Do this: Gather every line that includes the word "title", please.

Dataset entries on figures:
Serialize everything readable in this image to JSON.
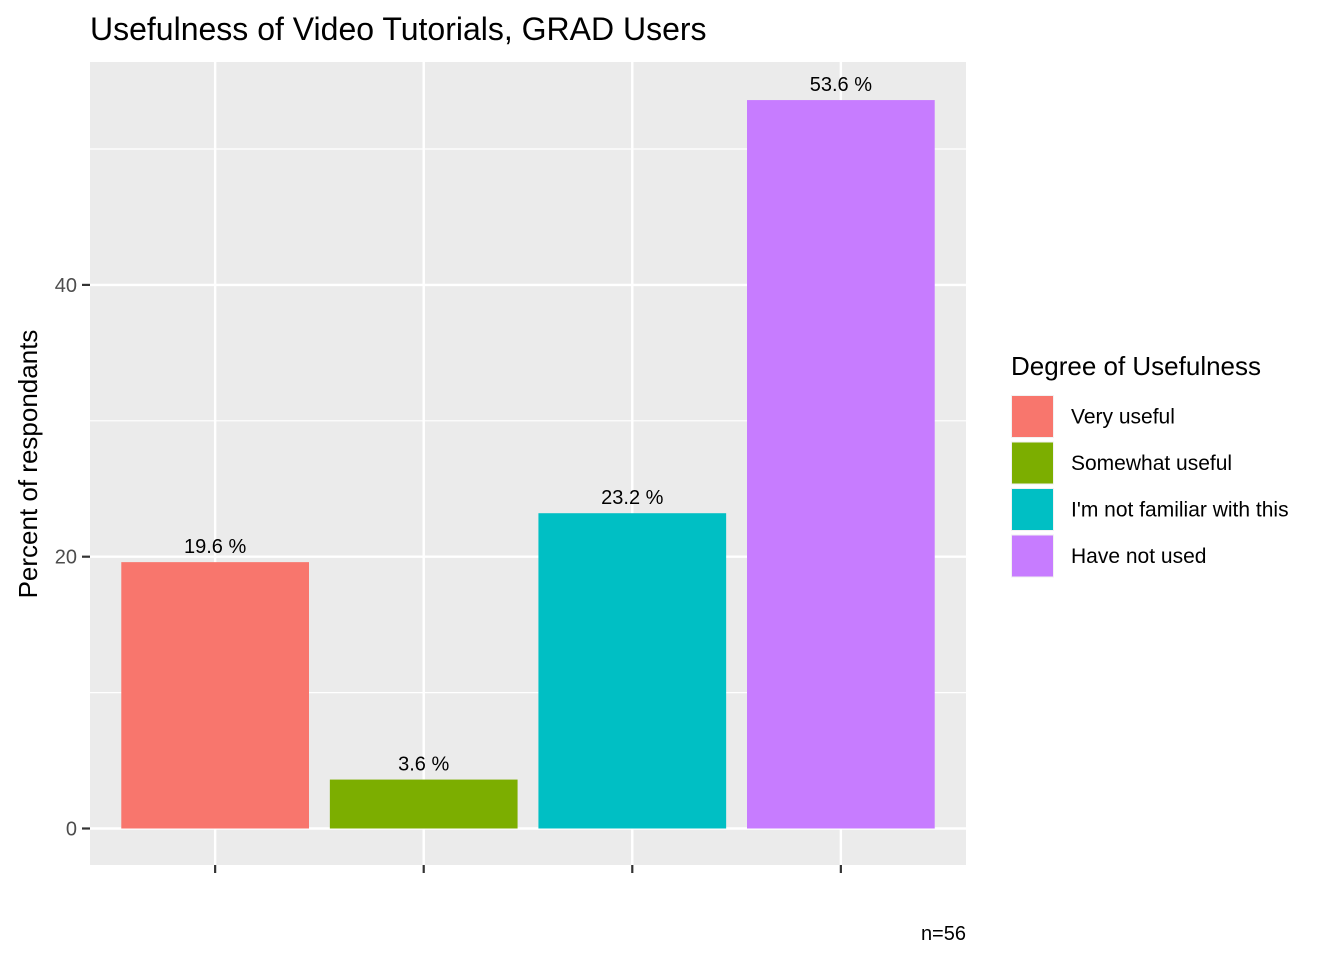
{
  "chart_data": {
    "type": "bar",
    "title": "Usefulness of Video Tutorials,  GRAD Users",
    "xlabel": "",
    "ylabel": "Percent of respondants",
    "ylim": [
      0,
      56.3
    ],
    "yticks": [
      0,
      20,
      40
    ],
    "categories": [
      "Very useful",
      "Somewhat useful",
      "I'm not familiar with this",
      "Have not used"
    ],
    "values": [
      19.6,
      3.6,
      23.2,
      53.6
    ],
    "value_labels": [
      "19.6 %",
      "3.6 %",
      "23.2 %",
      "53.6 %"
    ],
    "colors": [
      "#F8766D",
      "#7CAE00",
      "#00BFC4",
      "#C77CFF"
    ],
    "legend": {
      "title": "Degree of Usefulness",
      "position": "right",
      "entries": [
        "Very useful",
        "Somewhat useful",
        "I'm not familiar with this",
        "Have not used"
      ]
    },
    "caption": "n=56",
    "grid": true,
    "panel_background": "#EBEBEB"
  }
}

In response:
    "title": "Usefulness of Video Tutorials,  GRAD Users",
      "title": "Degree of Usefulness",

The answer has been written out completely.